## Figure record listings
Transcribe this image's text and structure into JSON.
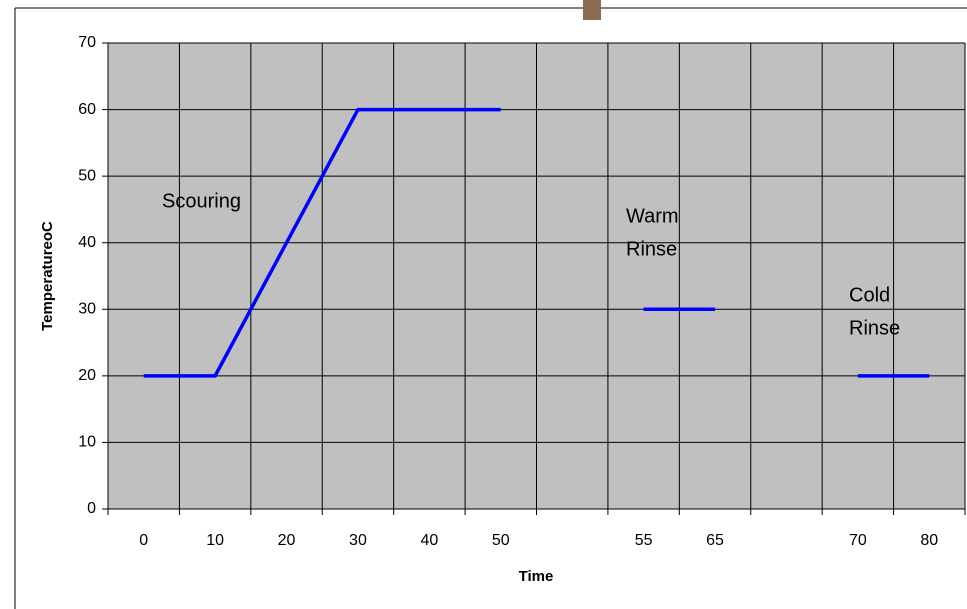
{
  "chart_data": {
    "type": "line",
    "x_label": "Time",
    "y_label": "TemperatureoC",
    "categories": [
      "0",
      "10",
      "20",
      "30",
      "40",
      "50",
      null,
      "55",
      "65",
      null,
      "70",
      "80"
    ],
    "series": [
      {
        "color": "#0000ff",
        "values": [
          20,
          20,
          40,
          60,
          60,
          60,
          null,
          30,
          30,
          null,
          20,
          20
        ]
      }
    ],
    "ylim": [
      0,
      70
    ],
    "yticks": [
      0,
      10,
      20,
      30,
      40,
      50,
      60,
      70
    ],
    "grid": true,
    "annotations": [
      [
        "Scouring"
      ],
      [
        "Warm",
        "Rinse"
      ],
      [
        "Cold",
        "Rinse"
      ]
    ]
  }
}
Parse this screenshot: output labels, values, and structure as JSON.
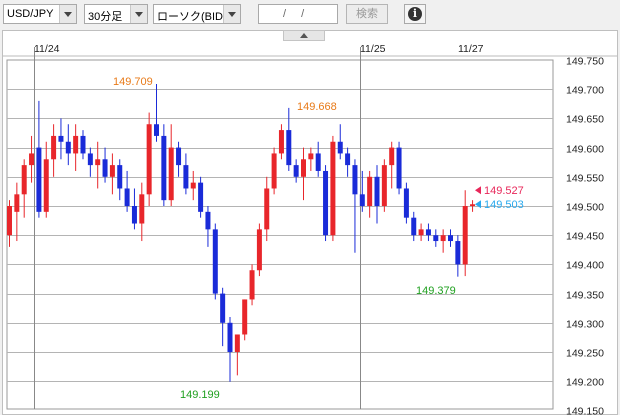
{
  "toolbar": {
    "pair": "USD/JPY",
    "interval": "30分足",
    "chart_kind": "ローソク(BID)",
    "date_value": "/ /",
    "search_label": "検索",
    "info_glyph": "i"
  },
  "colors": {
    "up": "#e8262b",
    "down": "#1a2bd8",
    "grid": "#b4b4b4",
    "high_label": "#e87a18",
    "low_label": "#20a020",
    "bid_marker": "#e8275a",
    "ask_marker": "#28a9ee"
  },
  "chart_data": {
    "type": "candlestick",
    "interval": "30分足",
    "date_labels": [
      "11/24",
      "11/25",
      "11/27"
    ],
    "ylim": [
      149.16,
      149.77
    ],
    "yticks": [
      "149.750",
      "149.700",
      "149.650",
      "149.600",
      "149.550",
      "149.500",
      "149.450",
      "149.400",
      "149.350",
      "149.300",
      "149.250",
      "149.200",
      "149.150"
    ],
    "annotations": {
      "high1": "149.709",
      "high2": "149.668",
      "low1": "149.199",
      "low2": "149.379",
      "bid": "149.527",
      "ask": "149.503"
    },
    "candles": [
      [
        149.45,
        149.51,
        149.43,
        149.5
      ],
      [
        149.49,
        149.54,
        149.44,
        149.52
      ],
      [
        149.52,
        149.58,
        149.48,
        149.57
      ],
      [
        149.57,
        149.62,
        149.54,
        149.59
      ],
      [
        149.6,
        149.68,
        149.48,
        149.49
      ],
      [
        149.49,
        149.61,
        149.48,
        149.58
      ],
      [
        149.58,
        149.64,
        149.55,
        149.62
      ],
      [
        149.62,
        149.65,
        149.58,
        149.61
      ],
      [
        149.61,
        149.64,
        149.57,
        149.59
      ],
      [
        149.59,
        149.64,
        149.56,
        149.62
      ],
      [
        149.62,
        149.63,
        149.58,
        149.59
      ],
      [
        149.59,
        149.6,
        149.55,
        149.57
      ],
      [
        149.57,
        149.61,
        149.53,
        149.58
      ],
      [
        149.58,
        149.6,
        149.54,
        149.55
      ],
      [
        149.55,
        149.59,
        149.52,
        149.57
      ],
      [
        149.57,
        149.58,
        149.51,
        149.53
      ],
      [
        149.53,
        149.56,
        149.49,
        149.5
      ],
      [
        149.5,
        149.53,
        149.46,
        149.47
      ],
      [
        149.47,
        149.54,
        149.44,
        149.52
      ],
      [
        149.52,
        149.66,
        149.5,
        149.64
      ],
      [
        149.64,
        149.709,
        149.61,
        149.62
      ],
      [
        149.62,
        149.64,
        149.5,
        149.51
      ],
      [
        149.51,
        149.64,
        149.5,
        149.6
      ],
      [
        149.6,
        149.61,
        149.55,
        149.57
      ],
      [
        149.57,
        149.59,
        149.52,
        149.53
      ],
      [
        149.53,
        149.56,
        149.51,
        149.54
      ],
      [
        149.54,
        149.55,
        149.48,
        149.49
      ],
      [
        149.49,
        149.5,
        149.43,
        149.46
      ],
      [
        149.46,
        149.47,
        149.34,
        149.35
      ],
      [
        149.35,
        149.36,
        149.26,
        149.3
      ],
      [
        149.3,
        149.31,
        149.199,
        149.25
      ],
      [
        149.25,
        149.28,
        149.21,
        149.28
      ],
      [
        149.28,
        149.34,
        149.27,
        149.34
      ],
      [
        149.34,
        149.4,
        149.33,
        149.39
      ],
      [
        149.39,
        149.47,
        149.38,
        149.46
      ],
      [
        149.46,
        149.55,
        149.44,
        149.53
      ],
      [
        149.53,
        149.6,
        149.52,
        149.59
      ],
      [
        149.59,
        149.64,
        149.58,
        149.63
      ],
      [
        149.63,
        149.668,
        149.56,
        149.57
      ],
      [
        149.57,
        149.58,
        149.54,
        149.55
      ],
      [
        149.55,
        149.6,
        149.51,
        149.58
      ],
      [
        149.58,
        149.6,
        149.56,
        149.59
      ],
      [
        149.59,
        149.61,
        149.55,
        149.56
      ],
      [
        149.56,
        149.57,
        149.44,
        149.45
      ],
      [
        149.45,
        149.62,
        149.44,
        149.61
      ],
      [
        149.61,
        149.64,
        149.58,
        149.59
      ],
      [
        149.59,
        149.6,
        149.55,
        149.57
      ],
      [
        149.57,
        149.58,
        149.42,
        149.52
      ],
      [
        149.52,
        149.56,
        149.49,
        149.5
      ],
      [
        149.5,
        149.56,
        149.48,
        149.55
      ],
      [
        149.55,
        149.57,
        149.47,
        149.5
      ],
      [
        149.5,
        149.58,
        149.49,
        149.57
      ],
      [
        149.57,
        149.61,
        149.53,
        149.6
      ],
      [
        149.6,
        149.61,
        149.52,
        149.53
      ],
      [
        149.53,
        149.54,
        149.47,
        149.48
      ],
      [
        149.48,
        149.49,
        149.44,
        149.45
      ],
      [
        149.45,
        149.47,
        149.44,
        149.46
      ],
      [
        149.46,
        149.47,
        149.44,
        149.45
      ],
      [
        149.45,
        149.46,
        149.43,
        149.44
      ],
      [
        149.44,
        149.46,
        149.42,
        149.45
      ],
      [
        149.45,
        149.46,
        149.43,
        149.44
      ],
      [
        149.44,
        149.45,
        149.379,
        149.4
      ],
      [
        149.4,
        149.527,
        149.38,
        149.5
      ],
      [
        149.5,
        149.51,
        149.49,
        149.503
      ]
    ]
  }
}
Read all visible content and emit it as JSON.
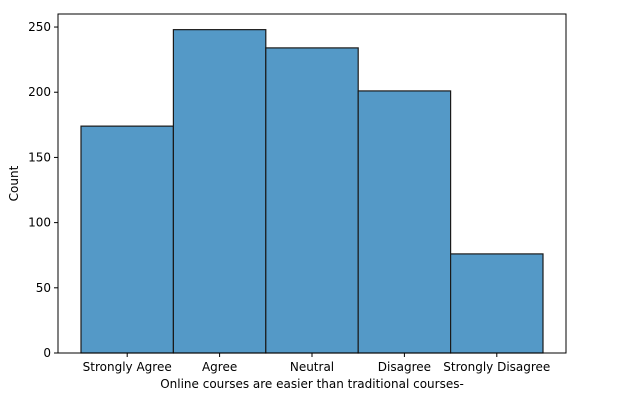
{
  "chart_data": {
    "type": "bar",
    "title": "",
    "xlabel": "Online courses are easier than traditional courses-",
    "ylabel": "Count",
    "categories": [
      "Strongly Agree",
      "Agree",
      "Neutral",
      "Disagree",
      "Strongly Disagree"
    ],
    "values": [
      174,
      248,
      234,
      201,
      76
    ],
    "ylim": [
      0,
      260
    ],
    "yticks": [
      0,
      50,
      100,
      150,
      200,
      250
    ],
    "grid": false,
    "bar_color": "#5499c7",
    "edge_color": "#1a1a1a"
  }
}
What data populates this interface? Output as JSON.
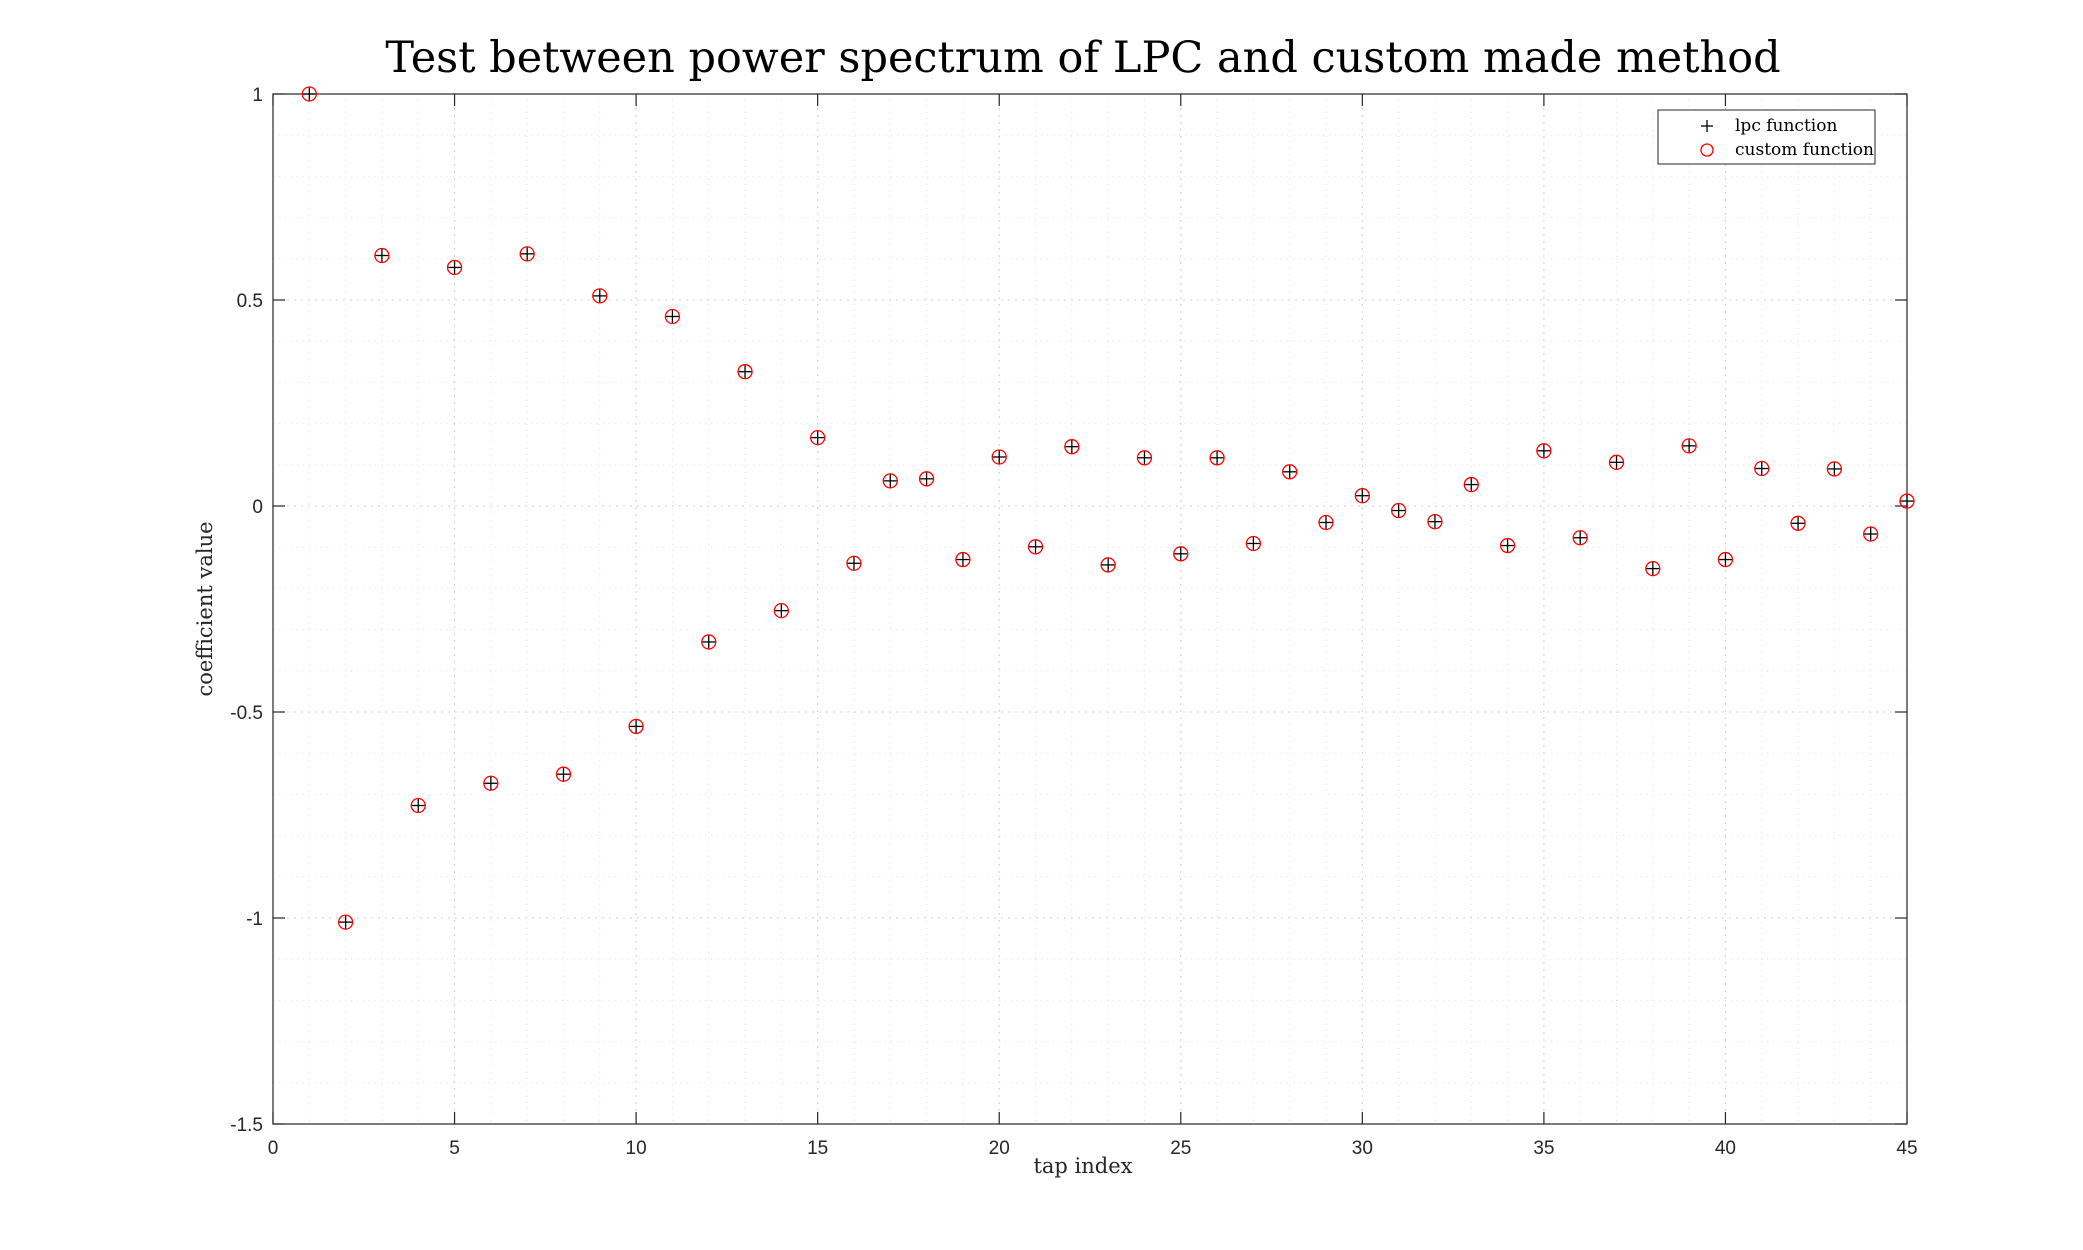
{
  "chart_data": {
    "type": "scatter",
    "title": "Test between power spectrum of LPC and custom made method",
    "xlabel": "tap index",
    "ylabel": "coefficient value",
    "xlim": [
      0,
      45
    ],
    "ylim": [
      -1.5,
      1
    ],
    "xticks": [
      0,
      5,
      10,
      15,
      20,
      25,
      30,
      35,
      40,
      45
    ],
    "yticks": [
      -1.5,
      -1,
      -0.5,
      0,
      0.5,
      1
    ],
    "xtick_labels": [
      "0",
      "5",
      "10",
      "15",
      "20",
      "25",
      "30",
      "35",
      "40",
      "45"
    ],
    "ytick_labels": [
      "-1.5",
      "-1",
      "-0.5",
      "0",
      "0.5",
      "1"
    ],
    "grid": true,
    "minor_grid": true,
    "legend_position": "top-right",
    "legend": [
      {
        "name": "lpc function",
        "marker": "plus",
        "color": "#000000"
      },
      {
        "name": "custom function",
        "marker": "circle",
        "color": "#ff0000"
      }
    ],
    "x": [
      1,
      2,
      3,
      4,
      5,
      6,
      7,
      8,
      9,
      10,
      11,
      12,
      13,
      14,
      15,
      16,
      17,
      18,
      19,
      20,
      21,
      22,
      23,
      24,
      25,
      26,
      27,
      28,
      29,
      30,
      31,
      32,
      33,
      34,
      35,
      36,
      37,
      38,
      39,
      40,
      41,
      42,
      43,
      44,
      45
    ],
    "series": [
      {
        "name": "lpc function",
        "marker": "plus",
        "color": "#000000",
        "values": [
          1.0,
          -1.01,
          0.608,
          -0.727,
          0.579,
          -0.673,
          0.612,
          -0.651,
          0.51,
          -0.535,
          0.46,
          -0.33,
          0.326,
          -0.254,
          0.166,
          -0.139,
          0.061,
          0.066,
          -0.13,
          0.119,
          -0.099,
          0.144,
          -0.143,
          0.117,
          -0.116,
          0.117,
          -0.091,
          0.083,
          -0.04,
          0.025,
          -0.011,
          -0.038,
          0.052,
          -0.096,
          0.134,
          -0.077,
          0.106,
          -0.152,
          0.146,
          -0.13,
          0.091,
          -0.042,
          0.09,
          -0.068,
          0.012
        ]
      },
      {
        "name": "custom function",
        "marker": "circle",
        "color": "#ff0000",
        "values": [
          1.0,
          -1.01,
          0.608,
          -0.727,
          0.579,
          -0.673,
          0.612,
          -0.651,
          0.51,
          -0.535,
          0.46,
          -0.33,
          0.326,
          -0.254,
          0.166,
          -0.139,
          0.061,
          0.066,
          -0.13,
          0.119,
          -0.099,
          0.144,
          -0.143,
          0.117,
          -0.116,
          0.117,
          -0.091,
          0.083,
          -0.04,
          0.025,
          -0.011,
          -0.038,
          0.052,
          -0.096,
          0.134,
          -0.077,
          0.106,
          -0.152,
          0.146,
          -0.13,
          0.091,
          -0.042,
          0.09,
          -0.068,
          0.012
        ]
      }
    ]
  }
}
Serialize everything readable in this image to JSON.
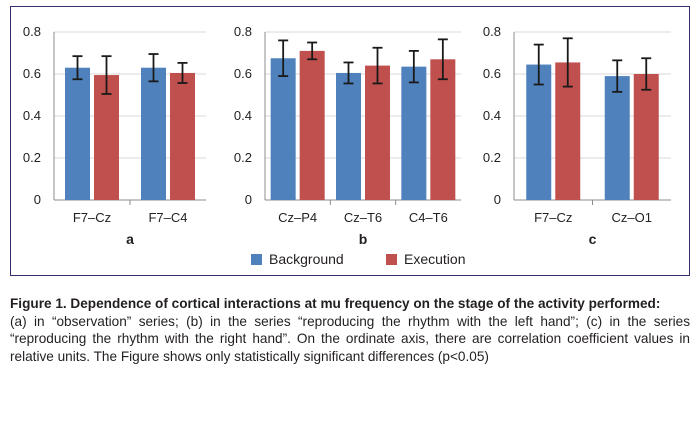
{
  "chart_data": [
    {
      "type": "bar",
      "panel": "a",
      "categories": [
        "F7–Cz",
        "F7–C4"
      ],
      "series": [
        {
          "name": "Background",
          "values": [
            0.63,
            0.63
          ],
          "errors": [
            0.055,
            0.065
          ]
        },
        {
          "name": "Execution",
          "values": [
            0.595,
            0.605
          ],
          "errors": [
            0.09,
            0.048
          ]
        }
      ],
      "ylim": [
        0,
        0.8
      ],
      "yticks": [
        "0",
        "0.2",
        "0.4",
        "0.6",
        "0.8"
      ]
    },
    {
      "type": "bar",
      "panel": "b",
      "categories": [
        "Cz–P4",
        "Cz–T6",
        "C4–T6"
      ],
      "series": [
        {
          "name": "Background",
          "values": [
            0.675,
            0.605,
            0.635
          ],
          "errors": [
            0.085,
            0.05,
            0.075
          ]
        },
        {
          "name": "Execution",
          "values": [
            0.71,
            0.64,
            0.67
          ],
          "errors": [
            0.04,
            0.085,
            0.095
          ]
        }
      ],
      "ylim": [
        0,
        0.8
      ],
      "yticks": [
        "0",
        "0.2",
        "0.4",
        "0.6",
        "0.8"
      ]
    },
    {
      "type": "bar",
      "panel": "c",
      "categories": [
        "F7–Cz",
        "Cz–O1"
      ],
      "series": [
        {
          "name": "Background",
          "values": [
            0.645,
            0.59
          ],
          "errors": [
            0.095,
            0.075
          ]
        },
        {
          "name": "Execution",
          "values": [
            0.655,
            0.6
          ],
          "errors": [
            0.115,
            0.075
          ]
        }
      ],
      "ylim": [
        0,
        0.8
      ],
      "yticks": [
        "0",
        "0.2",
        "0.4",
        "0.6",
        "0.8"
      ]
    }
  ],
  "legend": {
    "items": [
      "Background",
      "Execution"
    ],
    "placement": "bottom-center"
  },
  "colors": {
    "background": "#4f81bd",
    "execution": "#c0504d",
    "grid": "#d9d9d9",
    "frame": "#3c2a6e"
  },
  "caption": {
    "title": "Figure 1. Dependence of cortical interactions at mu frequency on the stage of the activity performed:",
    "body": "(a) in “observation” series; (b) in the series “reproducing the rhythm with the left hand”; (c) in the series “reproducing the rhythm with the right hand”. On the ordinate axis, there are correlation coefficient values in relative units. The Figure shows only statistically significant differences (p<0.05)"
  }
}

## Requirements
Select every line above that contains the word "image", and copy it.

## Full solution
Transcribe this image's text and structure into JSON.
Serialize everything readable in this image to JSON.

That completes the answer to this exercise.